> _Material provided_
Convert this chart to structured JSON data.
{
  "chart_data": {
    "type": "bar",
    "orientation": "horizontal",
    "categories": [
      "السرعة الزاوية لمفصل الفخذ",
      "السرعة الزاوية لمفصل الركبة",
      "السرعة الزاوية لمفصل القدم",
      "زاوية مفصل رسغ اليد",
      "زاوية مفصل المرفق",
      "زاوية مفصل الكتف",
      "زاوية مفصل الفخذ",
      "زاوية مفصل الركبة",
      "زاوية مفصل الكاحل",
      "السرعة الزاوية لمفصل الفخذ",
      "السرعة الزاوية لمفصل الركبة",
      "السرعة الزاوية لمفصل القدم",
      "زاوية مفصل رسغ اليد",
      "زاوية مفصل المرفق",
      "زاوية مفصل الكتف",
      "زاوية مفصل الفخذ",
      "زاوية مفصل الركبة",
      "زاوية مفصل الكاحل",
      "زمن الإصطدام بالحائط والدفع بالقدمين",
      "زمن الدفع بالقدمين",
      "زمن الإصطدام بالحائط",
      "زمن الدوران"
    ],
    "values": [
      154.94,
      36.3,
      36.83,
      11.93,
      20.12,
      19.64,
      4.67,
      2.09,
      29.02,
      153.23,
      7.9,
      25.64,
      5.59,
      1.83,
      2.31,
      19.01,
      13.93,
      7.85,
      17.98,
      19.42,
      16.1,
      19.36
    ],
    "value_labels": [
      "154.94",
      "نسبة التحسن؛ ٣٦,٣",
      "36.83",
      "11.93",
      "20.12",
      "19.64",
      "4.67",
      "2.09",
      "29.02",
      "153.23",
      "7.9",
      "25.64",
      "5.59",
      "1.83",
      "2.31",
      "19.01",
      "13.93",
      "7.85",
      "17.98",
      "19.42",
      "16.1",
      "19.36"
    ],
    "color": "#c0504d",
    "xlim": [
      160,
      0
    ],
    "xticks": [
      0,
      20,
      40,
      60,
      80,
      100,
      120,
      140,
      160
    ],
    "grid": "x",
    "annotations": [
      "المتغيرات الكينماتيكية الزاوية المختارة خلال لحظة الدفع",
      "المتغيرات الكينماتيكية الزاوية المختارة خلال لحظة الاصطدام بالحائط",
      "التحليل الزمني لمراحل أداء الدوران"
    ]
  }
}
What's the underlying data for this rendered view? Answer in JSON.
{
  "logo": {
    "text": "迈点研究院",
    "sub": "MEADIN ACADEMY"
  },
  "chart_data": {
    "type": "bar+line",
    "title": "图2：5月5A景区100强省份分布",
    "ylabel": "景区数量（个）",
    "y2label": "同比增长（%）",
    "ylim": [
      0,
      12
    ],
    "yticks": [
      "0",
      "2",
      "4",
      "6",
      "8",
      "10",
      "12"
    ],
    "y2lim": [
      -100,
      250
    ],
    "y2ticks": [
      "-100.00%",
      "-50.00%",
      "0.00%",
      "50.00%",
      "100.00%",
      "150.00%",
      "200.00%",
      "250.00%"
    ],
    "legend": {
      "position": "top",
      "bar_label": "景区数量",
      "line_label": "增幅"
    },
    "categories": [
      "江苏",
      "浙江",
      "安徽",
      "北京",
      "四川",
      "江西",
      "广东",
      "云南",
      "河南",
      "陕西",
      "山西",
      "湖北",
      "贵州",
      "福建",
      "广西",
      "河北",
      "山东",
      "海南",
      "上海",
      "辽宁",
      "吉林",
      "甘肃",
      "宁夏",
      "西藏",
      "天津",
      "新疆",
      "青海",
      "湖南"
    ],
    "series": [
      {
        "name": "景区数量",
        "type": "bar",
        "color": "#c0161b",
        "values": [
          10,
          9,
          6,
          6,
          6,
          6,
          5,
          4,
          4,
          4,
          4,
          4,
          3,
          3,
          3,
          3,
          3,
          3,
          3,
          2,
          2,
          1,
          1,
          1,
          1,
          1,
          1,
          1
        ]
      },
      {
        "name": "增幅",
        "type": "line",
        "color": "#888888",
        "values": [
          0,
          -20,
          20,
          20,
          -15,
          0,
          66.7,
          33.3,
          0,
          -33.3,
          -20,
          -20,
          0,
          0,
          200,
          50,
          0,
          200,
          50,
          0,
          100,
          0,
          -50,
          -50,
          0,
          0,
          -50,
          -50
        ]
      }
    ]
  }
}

> _What to produce_
Return each entry from above without altering a single character.

> _Result_
Convert this chart to structured JSON data.
{
  "chart_data": {
    "type": "bar",
    "orientation": "horizontal",
    "categories": [
      "السرعة الزاوية لمفصل الفخذ",
      "السرعة الزاوية لمفصل الركبة",
      "السرعة الزاوية لمفصل القدم",
      "زاوية مفصل رسغ اليد",
      "زاوية مفصل المرفق",
      "زاوية مفصل الكتف",
      "زاوية مفصل الفخذ",
      "زاوية مفصل الركبة",
      "زاوية مفصل الكاحل",
      "السرعة الزاوية لمفصل الفخذ",
      "السرعة الزاوية لمفصل الركبة",
      "السرعة الزاوية لمفصل القدم",
      "زاوية مفصل رسغ اليد",
      "زاوية مفصل المرفق",
      "زاوية مفصل الكتف",
      "زاوية مفصل الفخذ",
      "زاوية مفصل الركبة",
      "زاوية مفصل الكاحل",
      "زمن الإصطدام بالحائط والدفع بالقدمين",
      "زمن الدفع بالقدمين",
      "زمن الإصطدام بالحائط",
      "زمن الدوران"
    ],
    "values": [
      154.94,
      36.3,
      36.83,
      11.93,
      20.12,
      19.64,
      4.67,
      2.09,
      29.02,
      153.23,
      7.9,
      25.64,
      5.59,
      1.83,
      2.31,
      19.01,
      13.93,
      7.85,
      17.98,
      19.42,
      16.1,
      19.36
    ],
    "value_labels": [
      "154.94",
      "نسبة التحسن؛ ٣٦,٣",
      "36.83",
      "11.93",
      "20.12",
      "19.64",
      "4.67",
      "2.09",
      "29.02",
      "153.23",
      "7.9",
      "25.64",
      "5.59",
      "1.83",
      "2.31",
      "19.01",
      "13.93",
      "7.85",
      "17.98",
      "19.42",
      "16.1",
      "19.36"
    ],
    "color": "#c0504d",
    "xlim": [
      160,
      0
    ],
    "xticks": [
      0,
      20,
      40,
      60,
      80,
      100,
      120,
      140,
      160
    ],
    "grid": "x",
    "annotations": [
      "المتغيرات الكينماتيكية الزاوية المختارة خلال لحظة الدفع",
      "المتغيرات الكينماتيكية الزاوية المختارة خلال لحظة الاصطدام بالحائط",
      "التحليل الزمني لمراحل أداء الدوران"
    ]
  }
}
What's the underlying data for this rendered view? Answer in JSON.
{
  "logo": {
    "text": "迈点研究院",
    "sub": "MEADIN ACADEMY"
  },
  "chart_data": {
    "type": "bar+line",
    "title": "图2：5月5A景区100强省份分布",
    "ylabel": "景区数量（个）",
    "y2label": "同比增长（%）",
    "ylim": [
      0,
      12
    ],
    "yticks": [
      "0",
      "2",
      "4",
      "6",
      "8",
      "10",
      "12"
    ],
    "y2lim": [
      -100,
      250
    ],
    "y2ticks": [
      "-100.00%",
      "-50.00%",
      "0.00%",
      "50.00%",
      "100.00%",
      "150.00%",
      "200.00%",
      "250.00%"
    ],
    "legend": {
      "position": "top",
      "bar_label": "景区数量",
      "line_label": "增幅"
    },
    "categories": [
      "江苏",
      "浙江",
      "安徽",
      "北京",
      "四川",
      "江西",
      "广东",
      "云南",
      "河南",
      "陕西",
      "山西",
      "湖北",
      "贵州",
      "福建",
      "广西",
      "河北",
      "山东",
      "海南",
      "上海",
      "辽宁",
      "吉林",
      "甘肃",
      "宁夏",
      "西藏",
      "天津",
      "新疆",
      "青海",
      "湖南"
    ],
    "series": [
      {
        "name": "景区数量",
        "type": "bar",
        "color": "#c0161b",
        "values": [
          10,
          9,
          6,
          6,
          6,
          6,
          5,
          4,
          4,
          4,
          4,
          4,
          3,
          3,
          3,
          3,
          3,
          3,
          3,
          2,
          2,
          1,
          1,
          1,
          1,
          1,
          1,
          1
        ]
      },
      {
        "name": "增幅",
        "type": "line",
        "color": "#888888",
        "values": [
          0,
          -20,
          20,
          20,
          -15,
          0,
          66.7,
          33.3,
          0,
          -33.3,
          -20,
          -20,
          0,
          0,
          200,
          50,
          0,
          200,
          50,
          0,
          100,
          0,
          -50,
          -50,
          0,
          0,
          -50,
          -50
        ]
      }
    ]
  }
}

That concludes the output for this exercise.